Which lines have the string "this"? Copy all of them from the entries below.
────────────────────
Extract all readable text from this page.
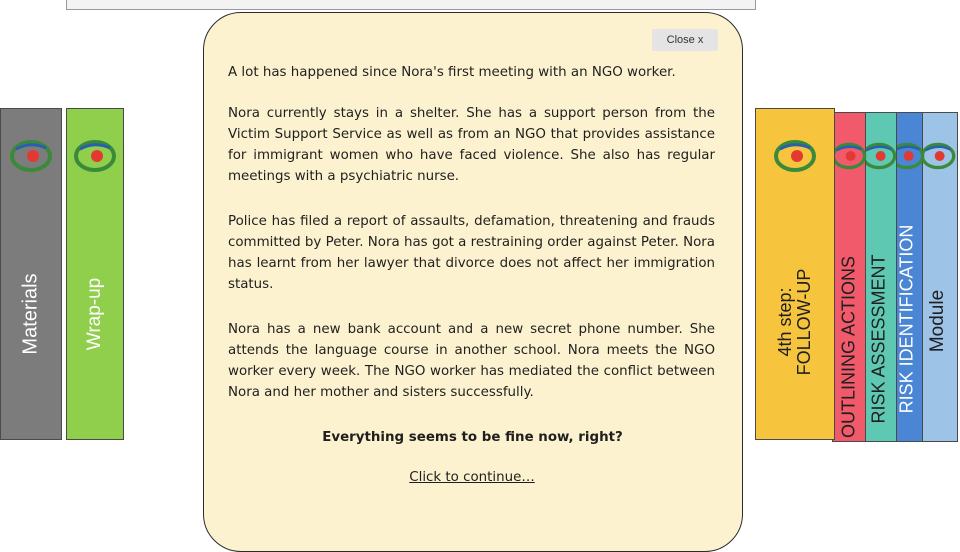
Materials Wrap-up	Module
RISK IDENTIFICATION
RISK ASSESSMENT
OUTLINING ACTIONS
4th step:
FOLLOW-UP
Close x

A lot has happened since Nora's first meeting with an NGO worker.

Nora currently stays in a shelter. She has a support person from the Victim Support Service as well as from an NGO that provides assistance for immigrant women who have faced violence. She also has regular meetings with a psychiatric nurse.

Police has filed a report of assaults, defamation, threatening and frauds committed by Peter. Nora has got a restraining order against Peter. Nora has learnt from her lawyer that divorce does not affect her immigration status.

Nora has a new bank account and a new secret phone number. She attends the language course in another school. Nora meets the NGO worker every week. The NGO worker has mediated the conflict between Nora and her mother and sisters successfully.

Everything seems to be fine now, right?

Click to continue…
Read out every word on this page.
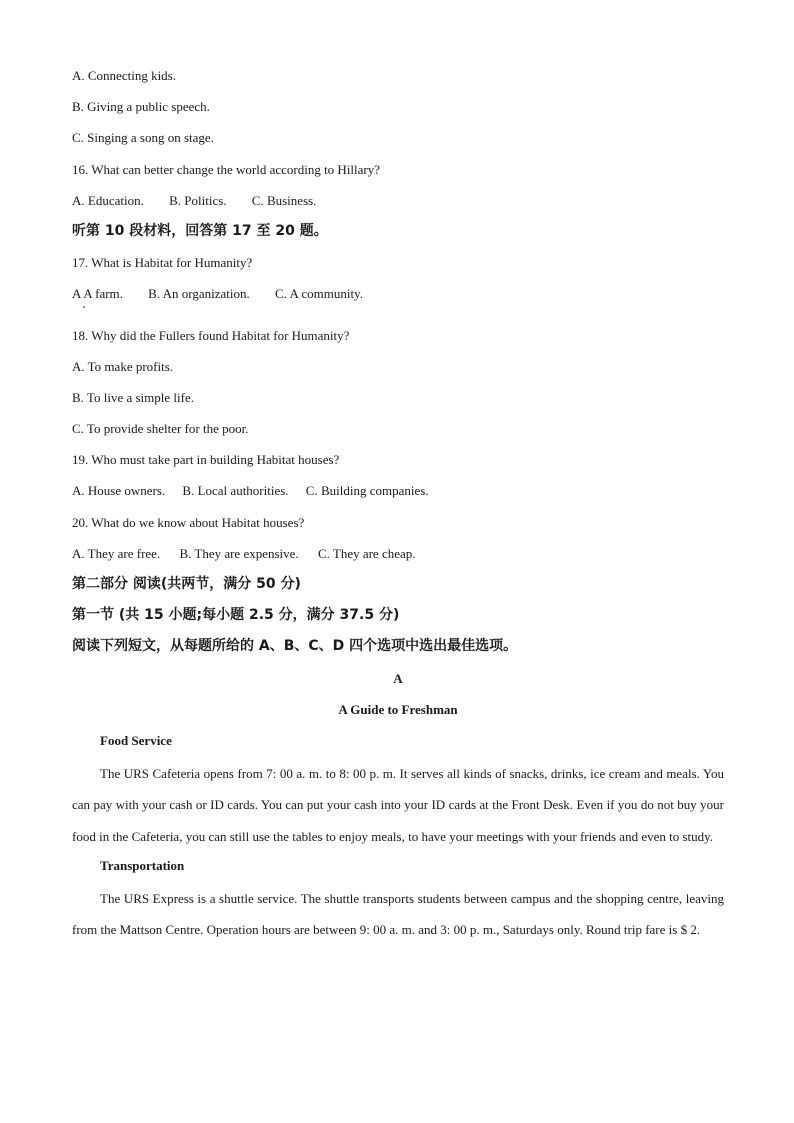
A. Connecting kids.
B. Giving a public speech.
C. Singing a song on stage.
16. What can better change the world according to Hillary?
A. Education. B. Politics. C. Business.
听第 10 段材料，回答第 17 至 20 题。
17. What is Habitat for Humanity?
A A farm. B. An organization. C. A community.
18. Why did the Fullers found Habitat for Humanity?
A. To make profits.
B. To live a simple life.
C. To provide shelter for the poor.
19. Who must take part in building Habitat houses?
A. House owners. B. Local authorities. C. Building companies.
20. What do we know about Habitat houses?
A. They are free. B. They are expensive. C. They are cheap.
第二部分 阅读(共两节，满分 50 分)
第一节 (共 15 小题;每小题 2.5 分，满分 37.5 分)
阅读下列短文，从每题所给的 A、B、C、D 四个选项中选出最佳选项。
A
A Guide to Freshman
Food Service
The URS Cafeteria opens from 7: 00 a. m. to 8: 00 p. m. It serves all kinds of snacks, drinks, ice cream and meals. You can pay with your cash or ID cards. You can put your cash into your ID cards at the Front Desk. Even if you do not buy your food in the Cafeteria, you can still use the tables to enjoy meals, to have your meetings with your friends and even to study.
Transportation
The URS Express is a shuttle service. The shuttle transports students between campus and the shopping centre, leaving from the Mattson Centre. Operation hours are between 9: 00 a. m. and 3: 00 p. m., Saturdays only. Round trip fare is $ 2.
────────────────────
* _REPLY_
Extract all readable text from this page.
Read out every word on this page.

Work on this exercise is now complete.